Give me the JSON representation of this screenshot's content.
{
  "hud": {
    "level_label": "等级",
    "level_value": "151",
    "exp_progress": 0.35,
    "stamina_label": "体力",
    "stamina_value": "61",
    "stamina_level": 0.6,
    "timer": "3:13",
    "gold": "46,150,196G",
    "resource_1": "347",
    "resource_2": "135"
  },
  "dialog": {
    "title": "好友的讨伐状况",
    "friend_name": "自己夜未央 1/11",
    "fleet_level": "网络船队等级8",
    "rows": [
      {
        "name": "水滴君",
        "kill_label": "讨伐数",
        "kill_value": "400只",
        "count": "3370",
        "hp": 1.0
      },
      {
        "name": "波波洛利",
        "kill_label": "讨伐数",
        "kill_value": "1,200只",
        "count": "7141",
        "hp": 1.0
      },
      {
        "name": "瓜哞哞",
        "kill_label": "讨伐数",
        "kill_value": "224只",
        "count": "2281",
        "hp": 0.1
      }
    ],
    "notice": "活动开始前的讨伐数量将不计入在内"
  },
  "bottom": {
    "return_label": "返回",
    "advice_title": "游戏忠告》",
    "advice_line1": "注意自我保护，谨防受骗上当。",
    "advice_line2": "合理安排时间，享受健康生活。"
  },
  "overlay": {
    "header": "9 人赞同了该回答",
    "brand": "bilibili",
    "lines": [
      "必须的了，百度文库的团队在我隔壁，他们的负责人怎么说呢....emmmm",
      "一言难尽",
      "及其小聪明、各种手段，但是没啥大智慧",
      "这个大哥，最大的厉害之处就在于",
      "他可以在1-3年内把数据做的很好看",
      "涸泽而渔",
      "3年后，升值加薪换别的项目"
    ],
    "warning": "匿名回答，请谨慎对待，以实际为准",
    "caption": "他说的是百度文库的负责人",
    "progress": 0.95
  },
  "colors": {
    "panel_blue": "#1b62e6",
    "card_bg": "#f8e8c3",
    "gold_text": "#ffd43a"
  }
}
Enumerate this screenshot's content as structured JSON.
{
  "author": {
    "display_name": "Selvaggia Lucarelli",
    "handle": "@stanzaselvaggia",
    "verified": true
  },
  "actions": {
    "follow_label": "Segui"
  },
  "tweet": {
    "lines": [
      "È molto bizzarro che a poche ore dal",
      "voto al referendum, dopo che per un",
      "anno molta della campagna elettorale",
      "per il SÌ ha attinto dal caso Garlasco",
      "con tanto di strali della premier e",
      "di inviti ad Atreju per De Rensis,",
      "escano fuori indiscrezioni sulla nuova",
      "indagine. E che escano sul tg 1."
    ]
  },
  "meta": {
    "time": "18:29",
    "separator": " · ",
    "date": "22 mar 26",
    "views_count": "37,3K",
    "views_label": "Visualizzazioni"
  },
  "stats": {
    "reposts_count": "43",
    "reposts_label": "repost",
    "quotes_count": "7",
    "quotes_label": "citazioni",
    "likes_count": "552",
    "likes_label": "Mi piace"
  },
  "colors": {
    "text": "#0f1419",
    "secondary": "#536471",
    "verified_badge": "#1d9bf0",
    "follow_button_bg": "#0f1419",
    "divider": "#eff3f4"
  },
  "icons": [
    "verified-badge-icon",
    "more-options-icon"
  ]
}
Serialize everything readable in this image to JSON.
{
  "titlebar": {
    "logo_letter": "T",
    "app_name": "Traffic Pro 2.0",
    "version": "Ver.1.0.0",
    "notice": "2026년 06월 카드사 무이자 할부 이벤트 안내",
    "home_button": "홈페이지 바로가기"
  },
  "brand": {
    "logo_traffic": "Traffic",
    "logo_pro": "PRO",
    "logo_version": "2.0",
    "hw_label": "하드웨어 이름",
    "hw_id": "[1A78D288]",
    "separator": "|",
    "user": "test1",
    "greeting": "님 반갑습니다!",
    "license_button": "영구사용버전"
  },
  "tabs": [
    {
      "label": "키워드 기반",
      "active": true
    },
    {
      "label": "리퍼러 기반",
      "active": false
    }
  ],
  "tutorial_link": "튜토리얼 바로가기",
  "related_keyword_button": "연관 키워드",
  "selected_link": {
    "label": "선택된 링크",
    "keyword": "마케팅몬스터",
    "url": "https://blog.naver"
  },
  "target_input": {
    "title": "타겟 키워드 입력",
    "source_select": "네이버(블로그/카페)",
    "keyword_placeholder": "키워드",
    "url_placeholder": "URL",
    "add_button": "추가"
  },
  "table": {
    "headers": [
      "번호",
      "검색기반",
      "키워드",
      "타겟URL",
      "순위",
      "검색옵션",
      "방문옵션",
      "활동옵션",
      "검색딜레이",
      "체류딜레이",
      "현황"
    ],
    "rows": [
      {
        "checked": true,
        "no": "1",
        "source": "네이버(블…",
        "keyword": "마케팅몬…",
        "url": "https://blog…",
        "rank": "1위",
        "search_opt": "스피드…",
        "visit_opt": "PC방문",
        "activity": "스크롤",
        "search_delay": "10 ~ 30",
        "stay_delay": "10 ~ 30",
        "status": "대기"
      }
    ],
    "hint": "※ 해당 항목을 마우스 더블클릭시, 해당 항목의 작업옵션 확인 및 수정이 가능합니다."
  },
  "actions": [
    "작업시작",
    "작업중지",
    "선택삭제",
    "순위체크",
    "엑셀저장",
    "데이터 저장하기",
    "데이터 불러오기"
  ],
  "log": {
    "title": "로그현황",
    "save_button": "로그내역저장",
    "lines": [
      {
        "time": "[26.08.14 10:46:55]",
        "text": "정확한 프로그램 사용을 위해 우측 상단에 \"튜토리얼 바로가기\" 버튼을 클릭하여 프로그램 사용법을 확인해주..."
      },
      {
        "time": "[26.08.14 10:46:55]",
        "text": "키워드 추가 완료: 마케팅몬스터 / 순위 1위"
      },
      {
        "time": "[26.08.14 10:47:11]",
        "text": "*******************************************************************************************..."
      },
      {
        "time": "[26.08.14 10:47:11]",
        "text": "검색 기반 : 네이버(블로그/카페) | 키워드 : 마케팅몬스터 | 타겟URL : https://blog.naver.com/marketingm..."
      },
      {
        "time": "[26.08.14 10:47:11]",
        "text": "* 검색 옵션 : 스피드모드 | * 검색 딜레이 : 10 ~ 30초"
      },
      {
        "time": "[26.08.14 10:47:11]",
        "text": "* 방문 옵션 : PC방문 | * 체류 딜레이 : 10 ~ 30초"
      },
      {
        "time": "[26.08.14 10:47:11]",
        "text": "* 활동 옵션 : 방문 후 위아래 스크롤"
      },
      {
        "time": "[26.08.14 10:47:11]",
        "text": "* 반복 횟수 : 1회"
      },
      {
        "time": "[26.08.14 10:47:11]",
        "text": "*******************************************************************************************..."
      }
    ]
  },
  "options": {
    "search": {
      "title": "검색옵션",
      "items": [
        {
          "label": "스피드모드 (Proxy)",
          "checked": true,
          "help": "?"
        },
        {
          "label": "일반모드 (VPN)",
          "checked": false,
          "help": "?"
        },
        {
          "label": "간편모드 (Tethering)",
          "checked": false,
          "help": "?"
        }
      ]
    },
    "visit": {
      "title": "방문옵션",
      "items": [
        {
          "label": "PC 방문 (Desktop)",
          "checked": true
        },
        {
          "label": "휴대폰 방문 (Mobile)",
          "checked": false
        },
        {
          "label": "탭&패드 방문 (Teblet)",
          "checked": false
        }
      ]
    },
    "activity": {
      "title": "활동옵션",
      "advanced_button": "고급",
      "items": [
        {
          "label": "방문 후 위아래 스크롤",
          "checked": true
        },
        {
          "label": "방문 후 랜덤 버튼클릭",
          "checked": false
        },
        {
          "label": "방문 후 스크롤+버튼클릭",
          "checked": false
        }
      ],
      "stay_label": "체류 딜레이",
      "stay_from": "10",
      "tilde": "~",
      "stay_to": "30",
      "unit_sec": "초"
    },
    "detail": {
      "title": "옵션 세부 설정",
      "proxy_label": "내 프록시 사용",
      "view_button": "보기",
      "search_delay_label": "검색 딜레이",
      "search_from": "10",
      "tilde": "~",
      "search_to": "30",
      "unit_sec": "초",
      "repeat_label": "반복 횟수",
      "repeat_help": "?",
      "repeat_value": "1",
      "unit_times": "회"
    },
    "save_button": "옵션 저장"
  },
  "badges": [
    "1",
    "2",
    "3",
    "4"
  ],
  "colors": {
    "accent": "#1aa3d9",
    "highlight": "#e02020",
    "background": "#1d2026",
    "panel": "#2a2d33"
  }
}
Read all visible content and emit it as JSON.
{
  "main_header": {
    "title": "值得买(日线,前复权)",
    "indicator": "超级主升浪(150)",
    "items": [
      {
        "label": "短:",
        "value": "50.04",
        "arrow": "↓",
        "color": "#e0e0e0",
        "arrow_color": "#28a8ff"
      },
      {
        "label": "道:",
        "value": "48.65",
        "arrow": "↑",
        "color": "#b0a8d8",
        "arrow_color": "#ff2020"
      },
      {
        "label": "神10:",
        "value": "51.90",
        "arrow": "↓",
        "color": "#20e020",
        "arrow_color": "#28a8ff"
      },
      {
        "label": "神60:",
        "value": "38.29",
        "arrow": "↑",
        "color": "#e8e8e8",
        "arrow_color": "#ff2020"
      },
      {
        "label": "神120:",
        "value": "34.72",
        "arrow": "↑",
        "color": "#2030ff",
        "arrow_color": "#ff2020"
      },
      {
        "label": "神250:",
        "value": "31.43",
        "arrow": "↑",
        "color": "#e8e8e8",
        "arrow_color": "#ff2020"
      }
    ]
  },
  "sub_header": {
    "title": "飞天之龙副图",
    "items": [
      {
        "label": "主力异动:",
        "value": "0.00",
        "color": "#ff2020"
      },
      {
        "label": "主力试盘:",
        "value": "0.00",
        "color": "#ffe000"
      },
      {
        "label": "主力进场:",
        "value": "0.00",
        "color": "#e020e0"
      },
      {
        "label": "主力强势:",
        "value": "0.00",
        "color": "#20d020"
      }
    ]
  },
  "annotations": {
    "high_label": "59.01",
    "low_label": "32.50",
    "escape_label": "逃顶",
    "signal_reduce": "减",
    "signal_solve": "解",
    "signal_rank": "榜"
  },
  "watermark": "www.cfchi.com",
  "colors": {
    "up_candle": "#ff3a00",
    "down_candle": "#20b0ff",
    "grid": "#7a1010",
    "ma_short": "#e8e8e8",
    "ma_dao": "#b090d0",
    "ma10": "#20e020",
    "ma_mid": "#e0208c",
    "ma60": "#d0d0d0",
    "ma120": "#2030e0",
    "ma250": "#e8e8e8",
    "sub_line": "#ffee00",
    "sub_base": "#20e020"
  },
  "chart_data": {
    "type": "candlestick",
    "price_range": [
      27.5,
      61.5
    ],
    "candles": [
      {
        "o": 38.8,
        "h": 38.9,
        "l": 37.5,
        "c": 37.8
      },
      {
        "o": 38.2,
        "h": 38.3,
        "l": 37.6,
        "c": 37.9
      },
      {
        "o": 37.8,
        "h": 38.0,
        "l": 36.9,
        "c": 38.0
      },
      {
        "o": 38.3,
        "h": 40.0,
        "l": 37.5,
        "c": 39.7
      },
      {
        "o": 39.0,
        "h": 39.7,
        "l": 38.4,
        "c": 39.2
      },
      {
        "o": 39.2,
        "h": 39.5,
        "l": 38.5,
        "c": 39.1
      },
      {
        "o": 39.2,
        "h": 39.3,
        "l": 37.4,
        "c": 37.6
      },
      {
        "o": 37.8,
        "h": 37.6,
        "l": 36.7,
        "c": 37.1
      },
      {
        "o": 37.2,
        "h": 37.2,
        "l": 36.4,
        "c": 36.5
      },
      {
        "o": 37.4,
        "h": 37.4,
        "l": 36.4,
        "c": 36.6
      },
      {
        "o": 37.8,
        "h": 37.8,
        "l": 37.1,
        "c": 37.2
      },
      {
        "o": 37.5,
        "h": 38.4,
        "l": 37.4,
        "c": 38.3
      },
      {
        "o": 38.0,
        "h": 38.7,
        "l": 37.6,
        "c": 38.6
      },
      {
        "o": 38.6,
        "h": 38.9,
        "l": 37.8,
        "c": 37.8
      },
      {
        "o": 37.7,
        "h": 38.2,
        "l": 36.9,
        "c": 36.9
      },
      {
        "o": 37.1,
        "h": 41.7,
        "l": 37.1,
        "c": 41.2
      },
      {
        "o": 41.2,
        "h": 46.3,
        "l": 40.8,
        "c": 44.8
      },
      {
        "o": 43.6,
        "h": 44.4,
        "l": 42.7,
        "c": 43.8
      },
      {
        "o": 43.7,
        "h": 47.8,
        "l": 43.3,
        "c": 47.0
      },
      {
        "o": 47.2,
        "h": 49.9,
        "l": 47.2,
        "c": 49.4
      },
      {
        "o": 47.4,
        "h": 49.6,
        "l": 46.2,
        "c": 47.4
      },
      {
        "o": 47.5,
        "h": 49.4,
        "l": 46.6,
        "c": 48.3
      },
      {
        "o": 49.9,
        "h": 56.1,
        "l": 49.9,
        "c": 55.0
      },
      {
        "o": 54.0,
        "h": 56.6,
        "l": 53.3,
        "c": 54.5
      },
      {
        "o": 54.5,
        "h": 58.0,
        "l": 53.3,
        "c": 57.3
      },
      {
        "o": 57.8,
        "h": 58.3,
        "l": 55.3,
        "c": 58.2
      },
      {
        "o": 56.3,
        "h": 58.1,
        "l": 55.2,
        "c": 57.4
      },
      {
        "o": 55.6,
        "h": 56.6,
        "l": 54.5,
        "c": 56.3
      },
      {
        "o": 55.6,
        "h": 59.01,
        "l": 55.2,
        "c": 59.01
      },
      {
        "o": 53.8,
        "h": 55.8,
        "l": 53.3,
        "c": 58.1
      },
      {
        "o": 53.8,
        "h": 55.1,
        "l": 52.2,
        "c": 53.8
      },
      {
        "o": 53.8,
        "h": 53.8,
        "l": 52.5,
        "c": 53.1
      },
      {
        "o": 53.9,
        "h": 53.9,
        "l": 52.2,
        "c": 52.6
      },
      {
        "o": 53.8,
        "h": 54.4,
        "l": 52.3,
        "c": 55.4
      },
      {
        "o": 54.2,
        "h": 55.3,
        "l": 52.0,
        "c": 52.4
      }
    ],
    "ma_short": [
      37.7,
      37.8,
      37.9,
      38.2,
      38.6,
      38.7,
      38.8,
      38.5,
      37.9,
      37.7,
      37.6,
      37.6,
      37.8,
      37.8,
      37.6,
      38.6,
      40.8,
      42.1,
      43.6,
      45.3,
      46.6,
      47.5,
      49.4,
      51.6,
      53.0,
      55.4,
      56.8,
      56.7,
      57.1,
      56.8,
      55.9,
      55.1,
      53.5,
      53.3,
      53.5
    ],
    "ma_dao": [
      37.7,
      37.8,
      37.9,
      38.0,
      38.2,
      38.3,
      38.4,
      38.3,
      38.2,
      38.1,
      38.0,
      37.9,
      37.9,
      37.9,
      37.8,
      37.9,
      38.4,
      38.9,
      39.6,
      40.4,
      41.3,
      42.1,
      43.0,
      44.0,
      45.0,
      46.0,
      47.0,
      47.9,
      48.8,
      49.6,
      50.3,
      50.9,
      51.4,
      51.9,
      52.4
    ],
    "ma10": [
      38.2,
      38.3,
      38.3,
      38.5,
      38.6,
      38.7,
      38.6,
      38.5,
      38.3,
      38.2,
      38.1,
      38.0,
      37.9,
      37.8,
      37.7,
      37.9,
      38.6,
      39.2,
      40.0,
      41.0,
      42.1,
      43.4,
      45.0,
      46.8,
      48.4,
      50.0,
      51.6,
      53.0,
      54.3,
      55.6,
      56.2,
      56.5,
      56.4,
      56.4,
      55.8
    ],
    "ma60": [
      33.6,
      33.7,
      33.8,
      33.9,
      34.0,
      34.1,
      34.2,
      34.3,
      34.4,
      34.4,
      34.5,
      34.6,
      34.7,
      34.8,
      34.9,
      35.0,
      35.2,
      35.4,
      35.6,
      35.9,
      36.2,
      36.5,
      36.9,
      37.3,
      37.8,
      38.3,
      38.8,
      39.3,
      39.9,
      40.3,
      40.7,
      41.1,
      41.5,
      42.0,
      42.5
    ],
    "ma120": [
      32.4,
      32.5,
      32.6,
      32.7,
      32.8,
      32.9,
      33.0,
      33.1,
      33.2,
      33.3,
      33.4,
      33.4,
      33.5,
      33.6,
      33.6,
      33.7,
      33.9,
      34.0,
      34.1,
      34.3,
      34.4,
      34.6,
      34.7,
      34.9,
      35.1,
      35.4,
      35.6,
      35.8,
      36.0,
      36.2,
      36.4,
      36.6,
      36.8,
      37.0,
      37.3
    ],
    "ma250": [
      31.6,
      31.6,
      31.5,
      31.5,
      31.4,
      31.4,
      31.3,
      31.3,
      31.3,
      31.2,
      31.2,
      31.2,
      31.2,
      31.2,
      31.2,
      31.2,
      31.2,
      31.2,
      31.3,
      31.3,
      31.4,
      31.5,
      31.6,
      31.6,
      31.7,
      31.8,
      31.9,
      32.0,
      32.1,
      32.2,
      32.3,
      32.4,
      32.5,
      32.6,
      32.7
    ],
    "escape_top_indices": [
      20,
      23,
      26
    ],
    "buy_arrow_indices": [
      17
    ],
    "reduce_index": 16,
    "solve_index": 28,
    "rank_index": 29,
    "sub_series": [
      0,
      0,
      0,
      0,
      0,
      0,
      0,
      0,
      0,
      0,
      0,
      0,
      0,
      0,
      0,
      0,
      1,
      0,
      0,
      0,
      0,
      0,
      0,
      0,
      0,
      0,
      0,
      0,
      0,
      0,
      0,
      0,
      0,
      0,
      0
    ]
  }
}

***

_Required work:_
Take every line that includes the string "true" and copy it.

_Exercise result:_
    "verified": true
      "active": true
        "checked": true,
          "checked": true,
          "checked": true
          "checked": true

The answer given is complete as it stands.